Record extracts:
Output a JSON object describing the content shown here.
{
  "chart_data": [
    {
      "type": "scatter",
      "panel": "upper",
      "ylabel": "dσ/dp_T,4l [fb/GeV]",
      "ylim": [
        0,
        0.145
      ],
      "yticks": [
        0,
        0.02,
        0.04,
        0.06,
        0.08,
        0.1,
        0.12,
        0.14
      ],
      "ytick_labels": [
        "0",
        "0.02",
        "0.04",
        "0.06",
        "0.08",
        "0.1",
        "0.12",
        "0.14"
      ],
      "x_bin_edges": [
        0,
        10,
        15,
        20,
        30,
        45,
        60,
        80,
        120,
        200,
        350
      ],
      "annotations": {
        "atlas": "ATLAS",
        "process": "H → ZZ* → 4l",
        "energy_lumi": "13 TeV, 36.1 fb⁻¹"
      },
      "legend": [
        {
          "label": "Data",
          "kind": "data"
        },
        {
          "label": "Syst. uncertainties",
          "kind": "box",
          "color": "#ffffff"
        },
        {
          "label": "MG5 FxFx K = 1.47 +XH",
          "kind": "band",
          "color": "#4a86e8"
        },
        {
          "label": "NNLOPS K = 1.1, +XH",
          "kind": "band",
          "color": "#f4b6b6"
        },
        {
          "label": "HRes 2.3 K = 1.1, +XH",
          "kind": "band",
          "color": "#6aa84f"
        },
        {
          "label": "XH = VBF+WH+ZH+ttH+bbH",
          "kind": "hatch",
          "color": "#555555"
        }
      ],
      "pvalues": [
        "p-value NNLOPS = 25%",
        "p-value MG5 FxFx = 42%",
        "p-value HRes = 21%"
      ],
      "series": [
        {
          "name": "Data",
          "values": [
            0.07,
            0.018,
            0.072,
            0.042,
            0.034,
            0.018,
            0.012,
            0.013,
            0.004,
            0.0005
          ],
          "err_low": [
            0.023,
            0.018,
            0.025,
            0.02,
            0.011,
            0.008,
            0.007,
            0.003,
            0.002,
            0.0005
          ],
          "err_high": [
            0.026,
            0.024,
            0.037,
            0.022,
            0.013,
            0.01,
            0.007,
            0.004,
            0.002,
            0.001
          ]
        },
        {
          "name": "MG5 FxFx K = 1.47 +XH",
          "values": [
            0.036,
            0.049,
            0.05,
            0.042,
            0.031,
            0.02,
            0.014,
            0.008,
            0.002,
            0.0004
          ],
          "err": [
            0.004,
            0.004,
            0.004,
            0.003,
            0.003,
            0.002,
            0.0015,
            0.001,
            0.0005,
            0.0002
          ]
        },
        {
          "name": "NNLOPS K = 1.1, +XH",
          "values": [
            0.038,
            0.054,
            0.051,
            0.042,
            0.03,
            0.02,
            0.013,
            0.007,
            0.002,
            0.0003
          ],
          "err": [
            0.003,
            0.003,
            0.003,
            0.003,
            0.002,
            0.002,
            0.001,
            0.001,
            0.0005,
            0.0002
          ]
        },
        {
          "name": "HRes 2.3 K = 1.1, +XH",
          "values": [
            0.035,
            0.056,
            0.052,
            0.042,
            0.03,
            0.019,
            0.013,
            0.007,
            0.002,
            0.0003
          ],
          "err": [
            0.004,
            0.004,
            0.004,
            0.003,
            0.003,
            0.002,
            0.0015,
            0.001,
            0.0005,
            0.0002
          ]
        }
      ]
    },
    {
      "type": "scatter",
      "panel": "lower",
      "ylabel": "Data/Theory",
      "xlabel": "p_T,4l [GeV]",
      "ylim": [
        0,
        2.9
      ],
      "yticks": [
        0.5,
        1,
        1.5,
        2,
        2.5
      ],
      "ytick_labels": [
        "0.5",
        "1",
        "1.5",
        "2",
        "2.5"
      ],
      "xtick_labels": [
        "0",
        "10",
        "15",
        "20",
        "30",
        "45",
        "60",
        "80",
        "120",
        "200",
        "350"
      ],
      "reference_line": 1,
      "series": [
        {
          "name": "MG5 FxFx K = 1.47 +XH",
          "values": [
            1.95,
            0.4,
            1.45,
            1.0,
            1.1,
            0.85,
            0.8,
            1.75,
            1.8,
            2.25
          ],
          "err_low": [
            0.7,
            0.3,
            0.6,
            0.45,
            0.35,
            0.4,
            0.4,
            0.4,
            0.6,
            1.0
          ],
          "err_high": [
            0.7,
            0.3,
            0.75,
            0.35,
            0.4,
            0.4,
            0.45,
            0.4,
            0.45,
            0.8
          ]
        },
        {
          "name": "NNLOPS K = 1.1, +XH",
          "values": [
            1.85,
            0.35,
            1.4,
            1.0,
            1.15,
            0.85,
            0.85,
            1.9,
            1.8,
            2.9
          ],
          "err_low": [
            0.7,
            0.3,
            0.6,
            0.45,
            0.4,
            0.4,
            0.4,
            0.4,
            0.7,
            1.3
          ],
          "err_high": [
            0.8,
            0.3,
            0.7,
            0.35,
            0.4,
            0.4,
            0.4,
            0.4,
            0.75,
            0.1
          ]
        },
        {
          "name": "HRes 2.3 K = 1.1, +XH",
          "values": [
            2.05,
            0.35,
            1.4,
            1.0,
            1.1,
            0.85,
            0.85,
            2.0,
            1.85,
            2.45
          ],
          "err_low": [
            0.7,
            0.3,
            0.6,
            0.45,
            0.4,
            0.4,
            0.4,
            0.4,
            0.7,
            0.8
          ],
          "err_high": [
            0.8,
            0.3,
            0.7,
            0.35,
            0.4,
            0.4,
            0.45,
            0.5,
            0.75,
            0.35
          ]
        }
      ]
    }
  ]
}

Exercise task: All lines that include "ylabel" are to be gathered and copied.

The reply:
      "ylabel": "dσ/dp_T,4l [fb/GeV]",
      "ylabel": "Data/Theory",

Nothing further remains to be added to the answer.